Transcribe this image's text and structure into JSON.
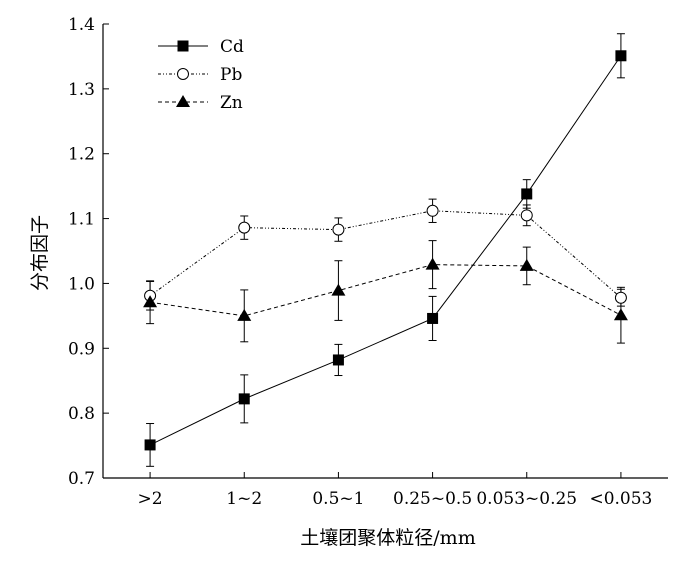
{
  "chart_data": {
    "type": "line",
    "title": "",
    "xlabel": "土壤团聚体粒径/mm",
    "ylabel": "分布因子",
    "categories": [
      ">2",
      "1~2",
      "0.5~1",
      "0.25~0.5",
      "0.053~0.25",
      "<0.053"
    ],
    "ylim": [
      0.7,
      1.4
    ],
    "yticks": [
      "0.7",
      "0.8",
      "0.9",
      "1.0",
      "1.1",
      "1.2",
      "1.3",
      "1.4"
    ],
    "grid": false,
    "legend": "top-left",
    "series": [
      {
        "name": "Cd",
        "marker": "filled-square",
        "line": "solid",
        "values": [
          0.751,
          0.822,
          0.882,
          0.946,
          1.138,
          1.351
        ],
        "errors": [
          0.033,
          0.037,
          0.024,
          0.034,
          0.022,
          0.034
        ]
      },
      {
        "name": "Pb",
        "marker": "open-circle",
        "line": "dash-dot-dot",
        "values": [
          0.981,
          1.086,
          1.083,
          1.112,
          1.105,
          0.978
        ],
        "errors": [
          0.022,
          0.018,
          0.018,
          0.018,
          0.016,
          0.013
        ]
      },
      {
        "name": "Zn",
        "marker": "filled-triangle",
        "line": "dashed",
        "values": [
          0.971,
          0.95,
          0.989,
          1.029,
          1.027,
          0.951
        ],
        "errors": [
          0.033,
          0.04,
          0.046,
          0.037,
          0.029,
          0.043
        ]
      }
    ]
  }
}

━━━━

* [Work to complete] Set the data above down again exactly as given, with no pictures.

* [Solution below]
Transcribe this image's text and structure into JSON.
{
  "chart_data": {
    "type": "line",
    "title": "",
    "xlabel": "土壤团聚体粒径/mm",
    "ylabel": "分布因子",
    "categories": [
      ">2",
      "1~2",
      "0.5~1",
      "0.25~0.5",
      "0.053~0.25",
      "<0.053"
    ],
    "ylim": [
      0.7,
      1.4
    ],
    "yticks": [
      "0.7",
      "0.8",
      "0.9",
      "1.0",
      "1.1",
      "1.2",
      "1.3",
      "1.4"
    ],
    "grid": false,
    "legend": "top-left",
    "series": [
      {
        "name": "Cd",
        "marker": "filled-square",
        "line": "solid",
        "values": [
          0.751,
          0.822,
          0.882,
          0.946,
          1.138,
          1.351
        ],
        "errors": [
          0.033,
          0.037,
          0.024,
          0.034,
          0.022,
          0.034
        ]
      },
      {
        "name": "Pb",
        "marker": "open-circle",
        "line": "dash-dot-dot",
        "values": [
          0.981,
          1.086,
          1.083,
          1.112,
          1.105,
          0.978
        ],
        "errors": [
          0.022,
          0.018,
          0.018,
          0.018,
          0.016,
          0.013
        ]
      },
      {
        "name": "Zn",
        "marker": "filled-triangle",
        "line": "dashed",
        "values": [
          0.971,
          0.95,
          0.989,
          1.029,
          1.027,
          0.951
        ],
        "errors": [
          0.033,
          0.04,
          0.046,
          0.037,
          0.029,
          0.043
        ]
      }
    ]
  }
}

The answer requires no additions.